"""

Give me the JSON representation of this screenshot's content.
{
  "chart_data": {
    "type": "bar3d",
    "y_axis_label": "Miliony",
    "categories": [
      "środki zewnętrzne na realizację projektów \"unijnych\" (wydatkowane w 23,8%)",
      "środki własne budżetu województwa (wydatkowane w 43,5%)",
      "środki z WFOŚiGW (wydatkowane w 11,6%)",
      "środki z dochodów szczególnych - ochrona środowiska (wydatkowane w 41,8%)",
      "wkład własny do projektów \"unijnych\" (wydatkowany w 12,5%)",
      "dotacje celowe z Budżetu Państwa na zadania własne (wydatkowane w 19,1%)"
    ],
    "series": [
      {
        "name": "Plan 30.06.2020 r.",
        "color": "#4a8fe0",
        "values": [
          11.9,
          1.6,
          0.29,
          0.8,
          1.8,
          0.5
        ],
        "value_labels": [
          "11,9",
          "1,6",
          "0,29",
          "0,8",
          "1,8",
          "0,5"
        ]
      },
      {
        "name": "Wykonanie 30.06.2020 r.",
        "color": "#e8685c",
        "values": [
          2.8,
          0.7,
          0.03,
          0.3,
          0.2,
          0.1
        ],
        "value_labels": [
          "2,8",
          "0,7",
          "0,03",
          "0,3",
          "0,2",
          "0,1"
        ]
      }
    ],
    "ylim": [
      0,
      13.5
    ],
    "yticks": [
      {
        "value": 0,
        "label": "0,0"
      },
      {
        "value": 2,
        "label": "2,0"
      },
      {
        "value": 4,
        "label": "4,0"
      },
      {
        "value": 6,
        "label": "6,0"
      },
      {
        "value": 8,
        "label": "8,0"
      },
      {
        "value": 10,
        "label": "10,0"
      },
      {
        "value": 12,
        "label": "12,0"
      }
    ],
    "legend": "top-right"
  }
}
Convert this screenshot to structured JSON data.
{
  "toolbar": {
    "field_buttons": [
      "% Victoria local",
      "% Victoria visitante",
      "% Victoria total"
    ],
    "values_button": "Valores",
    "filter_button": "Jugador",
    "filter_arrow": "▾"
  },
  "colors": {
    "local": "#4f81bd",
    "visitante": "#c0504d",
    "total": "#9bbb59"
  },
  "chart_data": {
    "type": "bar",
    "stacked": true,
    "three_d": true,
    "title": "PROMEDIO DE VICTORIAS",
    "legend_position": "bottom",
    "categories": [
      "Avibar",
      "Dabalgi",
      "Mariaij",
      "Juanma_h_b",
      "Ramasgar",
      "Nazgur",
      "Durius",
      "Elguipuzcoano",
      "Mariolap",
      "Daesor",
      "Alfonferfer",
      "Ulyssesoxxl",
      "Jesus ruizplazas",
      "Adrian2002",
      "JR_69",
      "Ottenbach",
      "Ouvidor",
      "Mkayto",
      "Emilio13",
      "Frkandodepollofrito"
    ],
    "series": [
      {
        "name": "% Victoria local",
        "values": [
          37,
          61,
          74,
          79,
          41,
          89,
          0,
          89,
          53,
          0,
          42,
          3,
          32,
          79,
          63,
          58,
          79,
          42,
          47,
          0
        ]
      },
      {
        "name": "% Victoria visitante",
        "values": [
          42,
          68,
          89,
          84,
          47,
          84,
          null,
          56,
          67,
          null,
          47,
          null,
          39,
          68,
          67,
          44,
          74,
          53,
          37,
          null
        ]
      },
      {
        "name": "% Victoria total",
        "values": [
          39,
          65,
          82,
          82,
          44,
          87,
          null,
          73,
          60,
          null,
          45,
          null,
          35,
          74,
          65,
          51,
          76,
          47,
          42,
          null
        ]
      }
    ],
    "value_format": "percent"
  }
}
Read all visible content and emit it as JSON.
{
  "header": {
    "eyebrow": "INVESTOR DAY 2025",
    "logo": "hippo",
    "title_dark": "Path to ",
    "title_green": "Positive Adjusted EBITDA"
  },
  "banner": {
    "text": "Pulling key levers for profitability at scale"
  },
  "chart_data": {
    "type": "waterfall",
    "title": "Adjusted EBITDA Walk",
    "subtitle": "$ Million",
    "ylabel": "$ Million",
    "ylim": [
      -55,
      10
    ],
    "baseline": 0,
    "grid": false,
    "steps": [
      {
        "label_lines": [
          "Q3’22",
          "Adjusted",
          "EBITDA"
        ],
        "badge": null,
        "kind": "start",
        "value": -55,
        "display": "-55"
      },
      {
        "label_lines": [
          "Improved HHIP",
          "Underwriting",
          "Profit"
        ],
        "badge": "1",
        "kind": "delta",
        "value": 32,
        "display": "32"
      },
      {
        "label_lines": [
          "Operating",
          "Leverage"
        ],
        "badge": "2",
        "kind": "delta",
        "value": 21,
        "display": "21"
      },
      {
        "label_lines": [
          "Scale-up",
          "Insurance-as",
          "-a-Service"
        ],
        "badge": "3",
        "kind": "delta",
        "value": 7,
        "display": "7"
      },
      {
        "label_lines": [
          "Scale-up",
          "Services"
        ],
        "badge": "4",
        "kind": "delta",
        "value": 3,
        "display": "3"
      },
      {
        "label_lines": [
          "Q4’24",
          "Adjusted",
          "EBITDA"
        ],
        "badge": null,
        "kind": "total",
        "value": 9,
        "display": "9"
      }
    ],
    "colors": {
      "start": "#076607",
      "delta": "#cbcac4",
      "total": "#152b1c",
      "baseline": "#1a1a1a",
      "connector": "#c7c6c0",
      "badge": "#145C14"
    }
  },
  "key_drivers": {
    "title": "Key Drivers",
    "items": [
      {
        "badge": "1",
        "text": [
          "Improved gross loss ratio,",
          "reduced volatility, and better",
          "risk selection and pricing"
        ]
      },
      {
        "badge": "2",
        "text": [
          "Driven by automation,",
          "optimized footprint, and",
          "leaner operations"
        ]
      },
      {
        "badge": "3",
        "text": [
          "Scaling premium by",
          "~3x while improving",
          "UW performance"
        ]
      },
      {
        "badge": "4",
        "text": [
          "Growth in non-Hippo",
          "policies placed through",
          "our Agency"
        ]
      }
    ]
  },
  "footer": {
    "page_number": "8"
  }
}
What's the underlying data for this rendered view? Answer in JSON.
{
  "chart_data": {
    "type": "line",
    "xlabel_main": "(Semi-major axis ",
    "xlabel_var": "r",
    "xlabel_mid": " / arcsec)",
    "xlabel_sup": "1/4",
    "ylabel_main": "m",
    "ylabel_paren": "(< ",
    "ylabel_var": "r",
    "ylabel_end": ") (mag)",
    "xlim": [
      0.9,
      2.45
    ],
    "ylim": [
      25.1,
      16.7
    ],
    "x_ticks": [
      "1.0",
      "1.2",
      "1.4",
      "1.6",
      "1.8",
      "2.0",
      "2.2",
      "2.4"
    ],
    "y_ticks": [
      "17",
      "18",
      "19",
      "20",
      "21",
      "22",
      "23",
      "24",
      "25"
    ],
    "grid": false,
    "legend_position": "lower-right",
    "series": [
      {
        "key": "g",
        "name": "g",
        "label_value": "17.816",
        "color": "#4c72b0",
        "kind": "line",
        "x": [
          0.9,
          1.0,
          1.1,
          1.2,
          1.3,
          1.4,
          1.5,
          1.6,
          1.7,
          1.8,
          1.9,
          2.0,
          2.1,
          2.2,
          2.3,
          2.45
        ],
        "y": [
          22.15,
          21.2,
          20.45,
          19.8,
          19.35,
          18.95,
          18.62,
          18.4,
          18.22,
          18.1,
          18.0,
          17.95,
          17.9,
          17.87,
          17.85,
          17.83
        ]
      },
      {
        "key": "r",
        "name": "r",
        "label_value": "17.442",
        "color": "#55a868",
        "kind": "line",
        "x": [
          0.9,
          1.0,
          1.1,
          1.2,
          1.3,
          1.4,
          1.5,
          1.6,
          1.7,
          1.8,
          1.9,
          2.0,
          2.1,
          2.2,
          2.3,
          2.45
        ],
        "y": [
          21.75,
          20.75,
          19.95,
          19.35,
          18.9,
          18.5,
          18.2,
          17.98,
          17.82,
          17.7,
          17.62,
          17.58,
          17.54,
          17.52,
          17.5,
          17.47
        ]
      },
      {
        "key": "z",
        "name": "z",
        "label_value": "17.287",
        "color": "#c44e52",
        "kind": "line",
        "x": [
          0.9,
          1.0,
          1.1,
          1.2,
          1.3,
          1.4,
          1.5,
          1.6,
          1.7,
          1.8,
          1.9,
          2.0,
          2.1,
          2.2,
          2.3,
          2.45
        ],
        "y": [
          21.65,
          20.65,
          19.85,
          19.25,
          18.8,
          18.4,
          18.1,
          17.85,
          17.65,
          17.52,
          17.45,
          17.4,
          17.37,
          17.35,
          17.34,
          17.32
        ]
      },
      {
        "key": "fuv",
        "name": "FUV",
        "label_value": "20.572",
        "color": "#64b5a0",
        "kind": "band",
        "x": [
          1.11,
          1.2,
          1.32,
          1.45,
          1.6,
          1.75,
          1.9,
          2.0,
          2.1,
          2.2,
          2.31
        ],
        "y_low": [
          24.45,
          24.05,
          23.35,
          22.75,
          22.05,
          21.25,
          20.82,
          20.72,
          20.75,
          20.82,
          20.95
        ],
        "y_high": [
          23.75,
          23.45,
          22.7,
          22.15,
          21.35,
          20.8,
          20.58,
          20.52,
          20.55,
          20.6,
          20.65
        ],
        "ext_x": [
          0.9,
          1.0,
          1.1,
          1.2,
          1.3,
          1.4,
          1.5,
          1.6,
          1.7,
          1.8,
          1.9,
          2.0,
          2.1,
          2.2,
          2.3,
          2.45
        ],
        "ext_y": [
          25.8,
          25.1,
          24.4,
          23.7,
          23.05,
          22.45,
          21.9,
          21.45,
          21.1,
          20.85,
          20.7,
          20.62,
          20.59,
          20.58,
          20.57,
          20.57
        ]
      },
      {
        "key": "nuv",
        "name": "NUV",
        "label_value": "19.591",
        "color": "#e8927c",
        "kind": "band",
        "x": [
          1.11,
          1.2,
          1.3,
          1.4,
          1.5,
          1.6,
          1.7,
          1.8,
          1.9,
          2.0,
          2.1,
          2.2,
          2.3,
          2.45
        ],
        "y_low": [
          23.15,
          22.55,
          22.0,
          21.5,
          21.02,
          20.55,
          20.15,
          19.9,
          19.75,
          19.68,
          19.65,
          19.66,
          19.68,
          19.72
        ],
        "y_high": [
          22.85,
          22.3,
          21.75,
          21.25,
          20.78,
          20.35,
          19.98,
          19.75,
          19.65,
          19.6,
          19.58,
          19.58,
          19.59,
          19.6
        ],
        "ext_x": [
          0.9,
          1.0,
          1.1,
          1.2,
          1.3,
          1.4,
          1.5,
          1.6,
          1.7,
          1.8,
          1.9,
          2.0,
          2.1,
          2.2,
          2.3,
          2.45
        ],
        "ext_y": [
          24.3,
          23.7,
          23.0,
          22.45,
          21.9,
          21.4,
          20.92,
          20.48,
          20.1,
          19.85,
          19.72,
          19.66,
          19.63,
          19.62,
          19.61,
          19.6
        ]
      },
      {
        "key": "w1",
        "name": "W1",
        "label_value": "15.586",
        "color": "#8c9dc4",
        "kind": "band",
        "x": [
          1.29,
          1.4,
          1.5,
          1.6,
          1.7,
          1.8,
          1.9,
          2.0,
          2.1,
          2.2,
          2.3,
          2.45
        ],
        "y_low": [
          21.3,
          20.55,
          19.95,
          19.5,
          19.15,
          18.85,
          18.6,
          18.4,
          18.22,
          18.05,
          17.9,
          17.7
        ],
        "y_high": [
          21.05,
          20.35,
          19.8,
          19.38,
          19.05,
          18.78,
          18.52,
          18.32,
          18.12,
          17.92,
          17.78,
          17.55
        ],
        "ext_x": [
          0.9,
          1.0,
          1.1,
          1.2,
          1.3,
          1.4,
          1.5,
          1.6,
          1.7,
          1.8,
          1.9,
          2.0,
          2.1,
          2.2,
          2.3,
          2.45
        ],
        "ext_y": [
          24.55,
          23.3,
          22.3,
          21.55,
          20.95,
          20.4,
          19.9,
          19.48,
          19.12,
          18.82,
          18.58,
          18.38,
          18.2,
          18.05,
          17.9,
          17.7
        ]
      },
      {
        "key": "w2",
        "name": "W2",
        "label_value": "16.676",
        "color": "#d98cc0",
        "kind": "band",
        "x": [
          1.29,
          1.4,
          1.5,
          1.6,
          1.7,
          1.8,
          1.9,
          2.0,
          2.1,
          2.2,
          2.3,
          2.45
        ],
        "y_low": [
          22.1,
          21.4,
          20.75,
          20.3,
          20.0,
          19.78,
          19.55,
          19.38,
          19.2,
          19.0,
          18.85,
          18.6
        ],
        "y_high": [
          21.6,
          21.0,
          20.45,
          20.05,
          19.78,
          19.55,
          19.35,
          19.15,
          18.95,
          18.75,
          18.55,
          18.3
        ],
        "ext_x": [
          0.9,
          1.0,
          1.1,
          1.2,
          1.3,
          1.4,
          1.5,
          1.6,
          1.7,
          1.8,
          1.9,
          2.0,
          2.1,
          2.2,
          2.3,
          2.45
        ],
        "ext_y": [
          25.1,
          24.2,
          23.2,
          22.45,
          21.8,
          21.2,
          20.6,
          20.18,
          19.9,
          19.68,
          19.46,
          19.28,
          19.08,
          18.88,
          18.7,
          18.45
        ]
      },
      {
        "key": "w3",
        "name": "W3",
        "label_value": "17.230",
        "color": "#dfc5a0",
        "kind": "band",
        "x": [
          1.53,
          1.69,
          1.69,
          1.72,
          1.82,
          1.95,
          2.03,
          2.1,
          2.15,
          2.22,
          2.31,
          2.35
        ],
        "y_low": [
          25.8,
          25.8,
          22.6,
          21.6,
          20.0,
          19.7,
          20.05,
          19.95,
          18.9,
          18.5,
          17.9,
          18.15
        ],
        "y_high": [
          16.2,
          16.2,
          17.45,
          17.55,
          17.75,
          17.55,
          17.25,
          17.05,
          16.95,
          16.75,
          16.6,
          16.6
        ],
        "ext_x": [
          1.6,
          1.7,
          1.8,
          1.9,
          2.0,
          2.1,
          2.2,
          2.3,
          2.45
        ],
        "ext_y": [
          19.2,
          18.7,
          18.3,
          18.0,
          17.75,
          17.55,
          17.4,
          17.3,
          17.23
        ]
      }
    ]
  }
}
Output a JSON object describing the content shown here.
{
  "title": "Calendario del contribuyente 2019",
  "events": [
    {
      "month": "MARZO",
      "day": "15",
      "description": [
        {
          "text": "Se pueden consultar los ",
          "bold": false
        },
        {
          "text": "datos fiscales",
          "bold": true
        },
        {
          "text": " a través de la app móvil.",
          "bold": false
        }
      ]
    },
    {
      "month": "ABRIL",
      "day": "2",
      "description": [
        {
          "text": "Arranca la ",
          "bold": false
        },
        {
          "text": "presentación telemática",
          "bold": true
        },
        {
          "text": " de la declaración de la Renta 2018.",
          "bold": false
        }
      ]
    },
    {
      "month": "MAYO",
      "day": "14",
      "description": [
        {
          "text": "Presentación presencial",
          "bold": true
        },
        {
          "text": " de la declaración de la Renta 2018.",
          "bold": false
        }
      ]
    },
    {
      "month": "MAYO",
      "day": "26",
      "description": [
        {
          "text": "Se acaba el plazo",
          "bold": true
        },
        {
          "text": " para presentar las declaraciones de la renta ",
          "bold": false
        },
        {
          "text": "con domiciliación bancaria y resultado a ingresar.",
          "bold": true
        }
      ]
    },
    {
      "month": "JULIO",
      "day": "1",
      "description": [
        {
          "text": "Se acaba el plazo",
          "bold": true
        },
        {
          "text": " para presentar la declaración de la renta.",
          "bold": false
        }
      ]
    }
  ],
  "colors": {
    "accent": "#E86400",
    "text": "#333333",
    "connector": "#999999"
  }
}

"""

• Task directions
Go over the data above and copy every line that has the word "type" in it.

• Completed exercise
    "type": "bar3d",
    "type": "bar",
    "type": "waterfall",
    "type": "line",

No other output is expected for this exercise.